▶ _Records for the exercise_:
===

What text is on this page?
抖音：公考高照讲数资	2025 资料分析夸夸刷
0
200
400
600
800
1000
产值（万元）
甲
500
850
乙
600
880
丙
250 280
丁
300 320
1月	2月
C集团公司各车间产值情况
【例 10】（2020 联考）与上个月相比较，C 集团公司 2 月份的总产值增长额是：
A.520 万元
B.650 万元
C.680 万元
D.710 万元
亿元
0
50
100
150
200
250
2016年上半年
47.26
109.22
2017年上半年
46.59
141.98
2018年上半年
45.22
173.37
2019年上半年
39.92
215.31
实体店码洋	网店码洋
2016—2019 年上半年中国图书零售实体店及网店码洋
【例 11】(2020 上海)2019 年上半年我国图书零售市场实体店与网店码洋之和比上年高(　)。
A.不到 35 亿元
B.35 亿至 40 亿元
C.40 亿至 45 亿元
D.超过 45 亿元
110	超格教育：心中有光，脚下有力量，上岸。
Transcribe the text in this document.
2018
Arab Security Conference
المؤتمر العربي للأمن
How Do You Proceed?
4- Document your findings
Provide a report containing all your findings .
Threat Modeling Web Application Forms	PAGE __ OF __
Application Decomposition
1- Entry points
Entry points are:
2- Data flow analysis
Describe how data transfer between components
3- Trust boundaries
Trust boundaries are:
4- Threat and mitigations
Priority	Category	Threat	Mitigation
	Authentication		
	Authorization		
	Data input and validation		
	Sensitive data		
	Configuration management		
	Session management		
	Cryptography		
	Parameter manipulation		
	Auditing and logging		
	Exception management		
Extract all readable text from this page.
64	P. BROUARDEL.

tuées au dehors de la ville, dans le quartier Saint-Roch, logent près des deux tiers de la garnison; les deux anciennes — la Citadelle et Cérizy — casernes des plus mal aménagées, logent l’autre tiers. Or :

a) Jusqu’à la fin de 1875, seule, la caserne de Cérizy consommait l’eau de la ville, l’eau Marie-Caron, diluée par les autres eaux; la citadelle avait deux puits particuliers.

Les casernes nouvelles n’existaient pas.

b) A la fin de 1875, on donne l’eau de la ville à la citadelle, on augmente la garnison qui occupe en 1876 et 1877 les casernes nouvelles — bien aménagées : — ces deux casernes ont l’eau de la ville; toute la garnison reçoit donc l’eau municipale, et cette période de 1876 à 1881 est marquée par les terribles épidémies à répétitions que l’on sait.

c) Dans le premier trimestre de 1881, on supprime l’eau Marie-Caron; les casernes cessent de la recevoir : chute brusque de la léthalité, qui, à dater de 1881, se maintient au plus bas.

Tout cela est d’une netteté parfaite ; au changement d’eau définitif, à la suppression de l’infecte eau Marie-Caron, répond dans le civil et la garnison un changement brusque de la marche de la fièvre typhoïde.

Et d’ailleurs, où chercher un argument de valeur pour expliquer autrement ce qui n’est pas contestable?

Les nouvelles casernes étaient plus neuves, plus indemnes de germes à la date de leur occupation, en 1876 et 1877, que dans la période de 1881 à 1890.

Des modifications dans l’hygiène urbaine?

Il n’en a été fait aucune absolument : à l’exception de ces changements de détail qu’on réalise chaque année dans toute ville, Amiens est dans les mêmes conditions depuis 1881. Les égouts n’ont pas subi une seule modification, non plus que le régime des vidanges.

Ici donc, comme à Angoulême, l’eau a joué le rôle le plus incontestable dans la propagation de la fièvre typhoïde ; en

===

▶ _Requirement_: Faithfully transcribe the whole of the data.

▶ _Correct output_:
What text is on this page?
抖音：公考高照讲数资	2025 资料分析夸夸刷
0
200
400
600
800
1000
产值（万元）
甲
500
850
乙
600
880
丙
250 280
丁
300 320
1月	2月
C集团公司各车间产值情况
【例 10】（2020 联考）与上个月相比较，C 集团公司 2 月份的总产值增长额是：
A.520 万元
B.650 万元
C.680 万元
D.710 万元
亿元
0
50
100
150
200
250
2016年上半年
47.26
109.22
2017年上半年
46.59
141.98
2018年上半年
45.22
173.37
2019年上半年
39.92
215.31
实体店码洋	网店码洋
2016—2019 年上半年中国图书零售实体店及网店码洋
【例 11】(2020 上海)2019 年上半年我国图书零售市场实体店与网店码洋之和比上年高(　)。
A.不到 35 亿元
B.35 亿至 40 亿元
C.40 亿至 45 亿元
D.超过 45 亿元
110	超格教育：心中有光，脚下有力量，上岸。
Transcribe the text in this document.
2018
Arab Security Conference
المؤتمر العربي للأمن
How Do You Proceed?
4- Document your findings
Provide a report containing all your findings .
Threat Modeling Web Application Forms	PAGE __ OF __
Application Decomposition
1- Entry points
Entry points are:
2- Data flow analysis
Describe how data transfer between components
3- Trust boundaries
Trust boundaries are:
4- Threat and mitigations
Priority	Category	Threat	Mitigation
	Authentication		
	Authorization		
	Data input and validation		
	Sensitive data		
	Configuration management		
	Session management		
	Cryptography		
	Parameter manipulation		
	Auditing and logging		
	Exception management		
Extract all readable text from this page.
64	P. BROUARDEL.

tuées au dehors de la ville, dans le quartier Saint-Roch, logent près des deux tiers de la garnison; les deux anciennes — la Citadelle et Cérizy — casernes des plus mal aménagées, logent l’autre tiers. Or :

a) Jusqu’à la fin de 1875, seule, la caserne de Cérizy consommait l’eau de la ville, l’eau Marie-Caron, diluée par les autres eaux; la citadelle avait deux puits particuliers.

Les casernes nouvelles n’existaient pas.

b) A la fin de 1875, on donne l’eau de la ville à la citadelle, on augmente la garnison qui occupe en 1876 et 1877 les casernes nouvelles — bien aménagées : — ces deux casernes ont l’eau de la ville; toute la garnison reçoit donc l’eau municipale, et cette période de 1876 à 1881 est marquée par les terribles épidémies à répétitions que l’on sait.

c) Dans le premier trimestre de 1881, on supprime l’eau Marie-Caron; les casernes cessent de la recevoir : chute brusque de la léthalité, qui, à dater de 1881, se maintient au plus bas.

Tout cela est d’une netteté parfaite ; au changement d’eau définitif, à la suppression de l’infecte eau Marie-Caron, répond dans le civil et la garnison un changement brusque de la marche de la fièvre typhoïde.

Et d’ailleurs, où chercher un argument de valeur pour expliquer autrement ce qui n’est pas contestable?

Les nouvelles casernes étaient plus neuves, plus indemnes de germes à la date de leur occupation, en 1876 et 1877, que dans la période de 1881 à 1890.

Des modifications dans l’hygiène urbaine?

Il n’en a été fait aucune absolument : à l’exception de ces changements de détail qu’on réalise chaque année dans toute ville, Amiens est dans les mêmes conditions depuis 1881. Les égouts n’ont pas subi une seule modification, non plus que le régime des vidanges.

Ici donc, comme à Angoulême, l’eau a joué le rôle le plus incontestable dans la propagation de la fièvre typhoïde ; en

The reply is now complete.